• Requirements: All of the entries must be reproduced exactly, with no images carried over.

---------- Excerpted data

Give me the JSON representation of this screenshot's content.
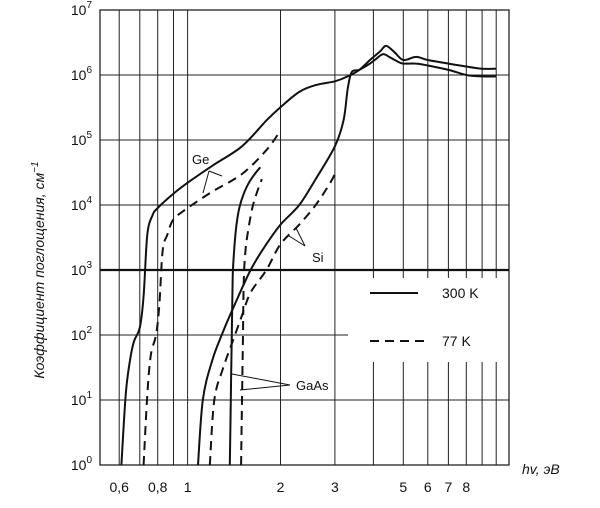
{
  "chart_data": {
    "type": "line",
    "xscale": "log",
    "yscale": "log",
    "xlim": [
      0.52,
      11
    ],
    "ylim": [
      1,
      10000000
    ],
    "grid": true,
    "xlabel": "hv, эВ",
    "ylabel": "Коэффициент поглощения, см",
    "ylabel_sup": "−1",
    "x_ticks": [
      0.6,
      0.8,
      1,
      2,
      3,
      5,
      6,
      7,
      8
    ],
    "x_tick_labels": [
      "0,6",
      "0,8",
      "1",
      "2",
      "3",
      "5",
      "6",
      "7",
      "8"
    ],
    "x_gridlines": [
      0.6,
      0.7,
      0.8,
      0.9,
      1,
      2,
      3,
      4,
      5,
      6,
      7,
      8,
      9,
      10
    ],
    "y_ticks": [
      1,
      10,
      100,
      1000,
      10000,
      100000,
      1000000,
      10000000
    ],
    "y_tick_base": "10",
    "y_tick_exps": [
      "0",
      "1",
      "2",
      "3",
      "4",
      "5",
      "6",
      "7"
    ],
    "reference_line": {
      "y": 1000
    },
    "legend": {
      "position": "right",
      "entries": [
        {
          "label": "300 K",
          "style": "solid"
        },
        {
          "label": "77 K",
          "style": "dashed"
        }
      ]
    },
    "annotations": [
      {
        "text": "Ge",
        "series": "Ge"
      },
      {
        "text": "Si",
        "series": "Si"
      },
      {
        "text": "GaAs",
        "series": "GaAs"
      }
    ],
    "series": [
      {
        "name": "Ge",
        "temperature": "300 K",
        "style": "solid",
        "x": [
          0.61,
          0.63,
          0.65,
          0.67,
          0.7,
          0.72,
          0.74,
          0.77,
          0.8,
          0.9,
          1.0,
          1.2,
          1.5,
          1.8,
          2.0,
          2.3,
          2.6,
          3.0,
          3.3,
          3.6,
          3.9,
          4.2,
          4.4,
          4.7,
          5.0,
          5.5,
          6.0,
          7.0,
          8.0,
          9.0,
          10.0
        ],
        "y": [
          1,
          12,
          40,
          80,
          130,
          400,
          3500,
          7000,
          9000,
          15000,
          22000,
          40000,
          80000,
          200000,
          320000,
          550000,
          700000,
          800000,
          950000,
          1200000,
          1700000,
          2300000,
          2800000,
          2200000,
          1700000,
          1900000,
          1700000,
          1500000,
          1350000,
          1250000,
          1250000
        ]
      },
      {
        "name": "Ge",
        "temperature": "77 K",
        "style": "dashed",
        "x": [
          0.72,
          0.74,
          0.76,
          0.79,
          0.81,
          0.83,
          0.86,
          0.9,
          1.0,
          1.2,
          1.5,
          1.8,
          2.0
        ],
        "y": [
          1,
          12,
          50,
          100,
          300,
          2000,
          3500,
          6000,
          9000,
          16000,
          30000,
          70000,
          140000
        ]
      },
      {
        "name": "Si",
        "temperature": "300 K",
        "style": "solid",
        "x": [
          1.08,
          1.12,
          1.2,
          1.3,
          1.4,
          1.6,
          1.8,
          2.0,
          2.3,
          2.6,
          3.0,
          3.2,
          3.3,
          3.4,
          3.6,
          3.9,
          4.1,
          4.3,
          4.5,
          4.8,
          5.0,
          5.5,
          6.0,
          7.0,
          8.0,
          9.0,
          10.0
        ],
        "y": [
          1,
          10,
          40,
          110,
          250,
          1000,
          2500,
          5000,
          10000,
          25000,
          80000,
          200000,
          600000,
          1100000,
          1200000,
          1500000,
          1800000,
          2100000,
          1900000,
          1600000,
          1500000,
          1500000,
          1400000,
          1200000,
          1000000,
          950000,
          950000
        ]
      },
      {
        "name": "Si",
        "temperature": "77 K",
        "style": "dashed",
        "x": [
          1.18,
          1.22,
          1.3,
          1.4,
          1.5,
          1.6,
          1.8,
          2.0,
          2.3,
          2.6,
          2.9,
          3.0
        ],
        "y": [
          1,
          10,
          30,
          80,
          200,
          450,
          1000,
          2500,
          5000,
          10000,
          22000,
          30000
        ]
      },
      {
        "name": "GaAs",
        "temperature": "300 K",
        "style": "solid",
        "x": [
          1.37,
          1.38,
          1.39,
          1.4,
          1.42,
          1.44,
          1.47,
          1.52,
          1.58,
          1.65,
          1.72
        ],
        "y": [
          1,
          10,
          100,
          800,
          2500,
          5000,
          9000,
          15000,
          22000,
          30000,
          38000
        ]
      },
      {
        "name": "GaAs",
        "temperature": "77 K",
        "style": "dashed",
        "x": [
          1.49,
          1.5,
          1.51,
          1.52,
          1.54,
          1.57,
          1.62,
          1.68,
          1.74
        ],
        "y": [
          1,
          10,
          80,
          700,
          2000,
          4000,
          9000,
          16000,
          25000
        ]
      }
    ]
  }
}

--------------------

• Answer for this exercise:
Give me the JSON representation of this screenshot's content.
{
  "chart_data": {
    "type": "line",
    "xscale": "log",
    "yscale": "log",
    "xlim": [
      0.52,
      11
    ],
    "ylim": [
      1,
      10000000
    ],
    "grid": true,
    "xlabel": "hv, эВ",
    "ylabel": "Коэффициент поглощения, см",
    "ylabel_sup": "−1",
    "x_ticks": [
      0.6,
      0.8,
      1,
      2,
      3,
      5,
      6,
      7,
      8
    ],
    "x_tick_labels": [
      "0,6",
      "0,8",
      "1",
      "2",
      "3",
      "5",
      "6",
      "7",
      "8"
    ],
    "x_gridlines": [
      0.6,
      0.7,
      0.8,
      0.9,
      1,
      2,
      3,
      4,
      5,
      6,
      7,
      8,
      9,
      10
    ],
    "y_ticks": [
      1,
      10,
      100,
      1000,
      10000,
      100000,
      1000000,
      10000000
    ],
    "y_tick_base": "10",
    "y_tick_exps": [
      "0",
      "1",
      "2",
      "3",
      "4",
      "5",
      "6",
      "7"
    ],
    "reference_line": {
      "y": 1000
    },
    "legend": {
      "position": "right",
      "entries": [
        {
          "label": "300 K",
          "style": "solid"
        },
        {
          "label": "77 K",
          "style": "dashed"
        }
      ]
    },
    "annotations": [
      {
        "text": "Ge",
        "series": "Ge"
      },
      {
        "text": "Si",
        "series": "Si"
      },
      {
        "text": "GaAs",
        "series": "GaAs"
      }
    ],
    "series": [
      {
        "name": "Ge",
        "temperature": "300 K",
        "style": "solid",
        "x": [
          0.61,
          0.63,
          0.65,
          0.67,
          0.7,
          0.72,
          0.74,
          0.77,
          0.8,
          0.9,
          1.0,
          1.2,
          1.5,
          1.8,
          2.0,
          2.3,
          2.6,
          3.0,
          3.3,
          3.6,
          3.9,
          4.2,
          4.4,
          4.7,
          5.0,
          5.5,
          6.0,
          7.0,
          8.0,
          9.0,
          10.0
        ],
        "y": [
          1,
          12,
          40,
          80,
          130,
          400,
          3500,
          7000,
          9000,
          15000,
          22000,
          40000,
          80000,
          200000,
          320000,
          550000,
          700000,
          800000,
          950000,
          1200000,
          1700000,
          2300000,
          2800000,
          2200000,
          1700000,
          1900000,
          1700000,
          1500000,
          1350000,
          1250000,
          1250000
        ]
      },
      {
        "name": "Ge",
        "temperature": "77 K",
        "style": "dashed",
        "x": [
          0.72,
          0.74,
          0.76,
          0.79,
          0.81,
          0.83,
          0.86,
          0.9,
          1.0,
          1.2,
          1.5,
          1.8,
          2.0
        ],
        "y": [
          1,
          12,
          50,
          100,
          300,
          2000,
          3500,
          6000,
          9000,
          16000,
          30000,
          70000,
          140000
        ]
      },
      {
        "name": "Si",
        "temperature": "300 K",
        "style": "solid",
        "x": [
          1.08,
          1.12,
          1.2,
          1.3,
          1.4,
          1.6,
          1.8,
          2.0,
          2.3,
          2.6,
          3.0,
          3.2,
          3.3,
          3.4,
          3.6,
          3.9,
          4.1,
          4.3,
          4.5,
          4.8,
          5.0,
          5.5,
          6.0,
          7.0,
          8.0,
          9.0,
          10.0
        ],
        "y": [
          1,
          10,
          40,
          110,
          250,
          1000,
          2500,
          5000,
          10000,
          25000,
          80000,
          200000,
          600000,
          1100000,
          1200000,
          1500000,
          1800000,
          2100000,
          1900000,
          1600000,
          1500000,
          1500000,
          1400000,
          1200000,
          1000000,
          950000,
          950000
        ]
      },
      {
        "name": "Si",
        "temperature": "77 K",
        "style": "dashed",
        "x": [
          1.18,
          1.22,
          1.3,
          1.4,
          1.5,
          1.6,
          1.8,
          2.0,
          2.3,
          2.6,
          2.9,
          3.0
        ],
        "y": [
          1,
          10,
          30,
          80,
          200,
          450,
          1000,
          2500,
          5000,
          10000,
          22000,
          30000
        ]
      },
      {
        "name": "GaAs",
        "temperature": "300 K",
        "style": "solid",
        "x": [
          1.37,
          1.38,
          1.39,
          1.4,
          1.42,
          1.44,
          1.47,
          1.52,
          1.58,
          1.65,
          1.72
        ],
        "y": [
          1,
          10,
          100,
          800,
          2500,
          5000,
          9000,
          15000,
          22000,
          30000,
          38000
        ]
      },
      {
        "name": "GaAs",
        "temperature": "77 K",
        "style": "dashed",
        "x": [
          1.49,
          1.5,
          1.51,
          1.52,
          1.54,
          1.57,
          1.62,
          1.68,
          1.74
        ],
        "y": [
          1,
          10,
          80,
          700,
          2000,
          4000,
          9000,
          16000,
          25000
        ]
      }
    ]
  }
}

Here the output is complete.